━━ RECORDS PROVIDED ━━

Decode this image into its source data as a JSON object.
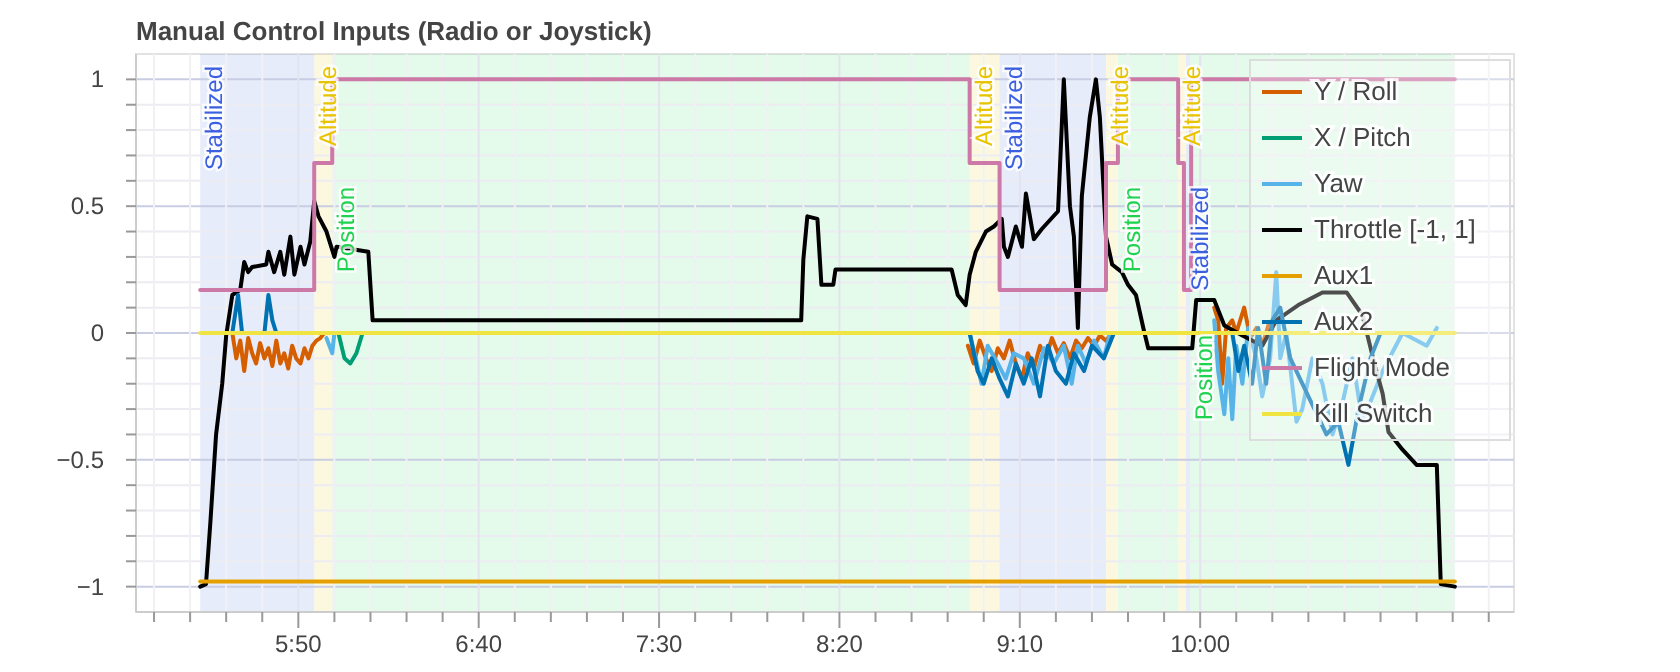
{
  "chart_data": {
    "type": "line",
    "title": "Manual Control Inputs (Radio or Joystick)",
    "xlim": [
      305,
      687
    ],
    "xticks": [
      {
        "value": 310,
        "label": null
      },
      {
        "value": 320,
        "label": null
      },
      {
        "value": 330,
        "label": null
      },
      {
        "value": 340,
        "label": null
      },
      {
        "value": 350,
        "label": "5:50"
      },
      {
        "value": 360,
        "label": null
      },
      {
        "value": 370,
        "label": null
      },
      {
        "value": 380,
        "label": null
      },
      {
        "value": 390,
        "label": null
      },
      {
        "value": 400,
        "label": "6:40"
      },
      {
        "value": 410,
        "label": null
      },
      {
        "value": 420,
        "label": null
      },
      {
        "value": 430,
        "label": null
      },
      {
        "value": 440,
        "label": null
      },
      {
        "value": 450,
        "label": "7:30"
      },
      {
        "value": 460,
        "label": null
      },
      {
        "value": 470,
        "label": null
      },
      {
        "value": 480,
        "label": null
      },
      {
        "value": 490,
        "label": null
      },
      {
        "value": 500,
        "label": "8:20"
      },
      {
        "value": 510,
        "label": null
      },
      {
        "value": 520,
        "label": null
      },
      {
        "value": 530,
        "label": null
      },
      {
        "value": 540,
        "label": null
      },
      {
        "value": 550,
        "label": "9:10"
      },
      {
        "value": 560,
        "label": null
      },
      {
        "value": 570,
        "label": null
      },
      {
        "value": 580,
        "label": null
      },
      {
        "value": 590,
        "label": null
      },
      {
        "value": 600,
        "label": "10:00"
      },
      {
        "value": 610,
        "label": null
      },
      {
        "value": 620,
        "label": null
      },
      {
        "value": 630,
        "label": null
      },
      {
        "value": 640,
        "label": null
      },
      {
        "value": 650,
        "label": null
      },
      {
        "value": 660,
        "label": null
      },
      {
        "value": 670,
        "label": null
      },
      {
        "value": 680,
        "label": null
      }
    ],
    "ylim": [
      -1.1,
      1.1
    ],
    "yticks": [
      {
        "value": -1,
        "label": "−1"
      },
      {
        "value": -0.9,
        "label": null
      },
      {
        "value": -0.8,
        "label": null
      },
      {
        "value": -0.7,
        "label": null
      },
      {
        "value": -0.6,
        "label": null
      },
      {
        "value": -0.5,
        "label": "−0.5"
      },
      {
        "value": -0.4,
        "label": null
      },
      {
        "value": -0.3,
        "label": null
      },
      {
        "value": -0.2,
        "label": null
      },
      {
        "value": -0.1,
        "label": null
      },
      {
        "value": 0,
        "label": "0"
      },
      {
        "value": 0.1,
        "label": null
      },
      {
        "value": 0.2,
        "label": null
      },
      {
        "value": 0.3,
        "label": null
      },
      {
        "value": 0.4,
        "label": null
      },
      {
        "value": 0.5,
        "label": "0.5"
      },
      {
        "value": 0.6,
        "label": null
      },
      {
        "value": 0.7,
        "label": null
      },
      {
        "value": 0.8,
        "label": null
      },
      {
        "value": 0.9,
        "label": null
      },
      {
        "value": 1,
        "label": "1"
      }
    ],
    "grid": true,
    "legend": "top right",
    "bands": [
      {
        "axis": "x",
        "from": 322.8,
        "to": 354.4,
        "label": "Stabilized",
        "color": "#3a5fe0"
      },
      {
        "axis": "x",
        "from": 354.4,
        "to": 359.4,
        "label": "Altitude",
        "color": "#e8c400"
      },
      {
        "axis": "x",
        "from": 359.4,
        "to": 536.1,
        "label": "Position",
        "color": "#1fd24f"
      },
      {
        "axis": "x",
        "from": 536.1,
        "to": 544.4,
        "label": "Altitude",
        "color": "#e8c400"
      },
      {
        "axis": "x",
        "from": 544.4,
        "to": 573.9,
        "label": "Stabilized",
        "color": "#3a5fe0"
      },
      {
        "axis": "x",
        "from": 573.9,
        "to": 577.2,
        "label": "Altitude",
        "color": "#e8c400"
      },
      {
        "axis": "x",
        "from": 577.2,
        "to": 593.9,
        "label": "Position",
        "color": "#1fd24f"
      },
      {
        "axis": "x",
        "from": 593.9,
        "to": 596.1,
        "label": "Altitude",
        "color": "#e8c400"
      },
      {
        "axis": "x",
        "from": 596.1,
        "to": 597.2,
        "label": "Stabilized",
        "color": "#3a5fe0"
      },
      {
        "axis": "x",
        "from": 597.2,
        "to": 670.6,
        "label": "Position",
        "color": "#1fd24f"
      }
    ],
    "series": [
      {
        "name": "Y / Roll",
        "color": "#d55e00",
        "x": [
          331.7,
          332.8,
          333.9,
          335,
          336.1,
          337.2,
          338.3,
          339.4,
          340.6,
          341.7,
          342.8,
          343.9,
          345,
          346.1,
          347.2,
          348.3,
          349.4,
          350.6,
          351.7,
          352.8,
          353.9,
          355,
          356.1,
          357.2,
          450,
          535.6,
          537.2,
          538.9,
          540.6,
          542.2,
          543.9,
          545.6,
          547.2,
          548.9,
          550.6,
          552.2,
          553.9,
          555.6,
          557.2,
          558.9,
          560.6,
          562.2,
          563.9,
          565.6,
          567.2,
          568.9,
          570.6,
          572.2,
          573.9,
          575.6,
          590,
          603.9,
          605,
          606.1,
          607.2,
          608.9,
          610,
          612.2,
          613.9,
          615.6,
          617.2,
          618.9
        ],
        "values": [
          0,
          -0.1,
          -0.03,
          -0.15,
          -0.02,
          -0.08,
          -0.12,
          -0.04,
          -0.1,
          -0.06,
          -0.13,
          -0.03,
          -0.12,
          -0.08,
          -0.14,
          -0.05,
          -0.1,
          -0.12,
          -0.06,
          -0.1,
          -0.05,
          -0.03,
          -0.02,
          0,
          null,
          -0.05,
          -0.12,
          -0.03,
          -0.1,
          -0.15,
          -0.06,
          -0.1,
          -0.03,
          -0.12,
          -0.18,
          -0.08,
          -0.14,
          -0.05,
          -0.1,
          -0.02,
          -0.08,
          -0.04,
          -0.1,
          -0.03,
          -0.06,
          -0.02,
          -0.05,
          -0.01,
          -0.03,
          0,
          null,
          0.1,
          0.05,
          -0.2,
          0.02,
          0.05,
          0,
          0.1,
          -0.02,
          0.02,
          -0.05,
          0.03
        ]
      },
      {
        "name": "X / Pitch",
        "color": "#009e73",
        "x": [
          361.1,
          362.8,
          364.4,
          366.1,
          367.8
        ],
        "values": [
          0,
          -0.1,
          -0.12,
          -0.08,
          0
        ]
      },
      {
        "name": "Yaw",
        "color": "#56b4e9",
        "x": [
          357.8,
          359.4,
          360,
          450,
          536.1,
          537.8,
          539.4,
          541.1,
          543.9,
          546.1,
          548.3,
          551.1,
          553.9,
          556.7,
          559.4,
          562.2,
          564.4,
          566.1,
          568.3,
          570.6,
          573.3,
          575,
          590,
          603.9,
          605,
          606.7,
          607.8,
          608.9,
          610,
          611.7,
          613.3,
          615.6,
          617.2,
          619.4,
          621.1,
          622.2,
          623.9,
          626.7,
          628.3,
          631.1,
          633.9,
          636.7,
          639.4,
          642.2,
          645,
          650.6,
          656.1,
          662.8,
          665.6
        ],
        "values": [
          -0.02,
          -0.08,
          0,
          null,
          0,
          -0.1,
          -0.2,
          -0.05,
          -0.12,
          -0.18,
          -0.08,
          -0.1,
          -0.2,
          -0.06,
          -0.12,
          -0.05,
          -0.2,
          -0.05,
          -0.12,
          -0.03,
          -0.1,
          0,
          null,
          0.05,
          -0.15,
          -0.32,
          -0.1,
          -0.34,
          -0.05,
          -0.2,
          0.02,
          -0.1,
          -0.25,
          -0.1,
          0.24,
          -0.1,
          0,
          -0.35,
          -0.3,
          -0.1,
          -0.2,
          -0.4,
          -0.28,
          -0.1,
          -0.35,
          -0.15,
          0,
          -0.05,
          0.02
        ]
      },
      {
        "name": "Throttle [-1, 1]",
        "color": "#000000",
        "x": [
          322.8,
          324.4,
          325.6,
          327.2,
          328.9,
          330,
          331.7,
          333.9,
          335,
          336.1,
          337.2,
          341.1,
          341.7,
          343.3,
          345,
          346.1,
          347.8,
          348.9,
          350.6,
          351.7,
          353.3,
          354.4,
          355.6,
          357.8,
          360,
          360.6,
          369.4,
          370.6,
          489.4,
          490,
          491.1,
          493.9,
          495,
          498.3,
          498.9,
          531.1,
          532.8,
          535,
          536.1,
          537.8,
          540.6,
          542.8,
          545,
          545.6,
          546.7,
          548.9,
          550.6,
          551.7,
          553.9,
          556.1,
          560.6,
          562.2,
          563.9,
          565,
          566.1,
          567.2,
          569.4,
          571.1,
          572.2,
          573.9,
          575.6,
          578.3,
          580,
          582.2,
          584.4,
          585.6,
          597.8,
          598.9,
          603.9,
          606.7,
          611.7,
          617.2,
          621.1,
          627.2,
          633.9,
          640.6,
          645,
          648.3,
          650.6,
          652.2,
          656.1,
          660,
          665.6,
          666.7,
          670.6
        ],
        "values": [
          -1,
          -0.99,
          -0.75,
          -0.4,
          -0.2,
          -0.01,
          0.15,
          0.17,
          0.28,
          0.24,
          0.26,
          0.27,
          0.32,
          0.24,
          0.32,
          0.23,
          0.38,
          0.23,
          0.34,
          0.27,
          0.36,
          0.52,
          0.46,
          0.4,
          0.3,
          0.34,
          0.32,
          0.05,
          0.05,
          0.29,
          0.46,
          0.45,
          0.19,
          0.19,
          0.25,
          0.25,
          0.15,
          0.11,
          0.23,
          0.32,
          0.4,
          0.42,
          0.45,
          0.34,
          0.3,
          0.42,
          0.34,
          0.55,
          0.37,
          0.41,
          0.48,
          1,
          0.5,
          0.38,
          0.02,
          0.54,
          0.85,
          1,
          0.85,
          0.38,
          0.27,
          0.24,
          0.19,
          0.15,
          0.01,
          -0.06,
          -0.06,
          0.13,
          0.13,
          0.03,
          -0.01,
          -0.05,
          0.05,
          0.11,
          0.16,
          0.16,
          0.07,
          -0.12,
          -0.24,
          -0.39,
          -0.46,
          -0.52,
          -0.52,
          -0.99,
          -1
        ]
      },
      {
        "name": "Aux1",
        "color": "#e69f00",
        "x": [
          322.8,
          670.6
        ],
        "values": [
          -0.98,
          -0.98
        ]
      },
      {
        "name": "Aux2",
        "color": "#0072b2",
        "x": [
          331.7,
          333.3,
          334.4,
          340.6,
          341.7,
          342.8,
          343.9,
          450,
          536.1,
          538.3,
          540,
          542.2,
          544.4,
          546.7,
          548.9,
          551.1,
          553.3,
          555.6,
          557.8,
          560,
          562.8,
          565,
          567.8,
          570,
          573.3,
          576.1,
          590,
          608.9,
          610.6,
          612.2,
          614.4,
          616.1,
          618.3,
          620,
          622.2,
          625,
          630,
          635,
          638.3,
          641.1,
          643.9,
          647.2,
          650
        ],
        "values": [
          0,
          0.15,
          0,
          0,
          0.15,
          0.05,
          0,
          null,
          0,
          -0.15,
          -0.2,
          -0.1,
          -0.18,
          -0.25,
          -0.12,
          -0.2,
          -0.1,
          -0.25,
          -0.05,
          -0.15,
          -0.2,
          -0.08,
          -0.15,
          -0.05,
          -0.1,
          0,
          null,
          0,
          -0.15,
          -0.05,
          -0.2,
          0.02,
          -0.2,
          0.05,
          0.1,
          -0.1,
          -0.25,
          -0.4,
          -0.35,
          -0.52,
          -0.3,
          -0.1,
          0
        ]
      },
      {
        "name": "Flight Mode",
        "type": "step",
        "color": "#cc79a7",
        "x": [
          322.8,
          354.4,
          359.4,
          536.1,
          544.4,
          573.9,
          577.2,
          593.9,
          595.5,
          597.5,
          670.6
        ],
        "values": [
          0.17,
          0.67,
          1,
          0.67,
          0.17,
          0.67,
          1,
          0.67,
          0.17,
          1,
          1
        ]
      },
      {
        "name": "Kill Switch",
        "color": "#f0e442",
        "x": [
          322.8,
          670.6
        ],
        "values": [
          0,
          0
        ]
      }
    ]
  }
}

━━━

**PROBLEM TO WORK ON:** Write out every line of the listing that holds the word "from".

**ANSWER:**
        "from": 322.8,
        "from": 354.4,
        "from": 359.4,
        "from": 536.1,
        "from": 544.4,
        "from": 573.9,
        "from": 577.2,
        "from": 593.9,
        "from": 596.1,
        "from": 597.2,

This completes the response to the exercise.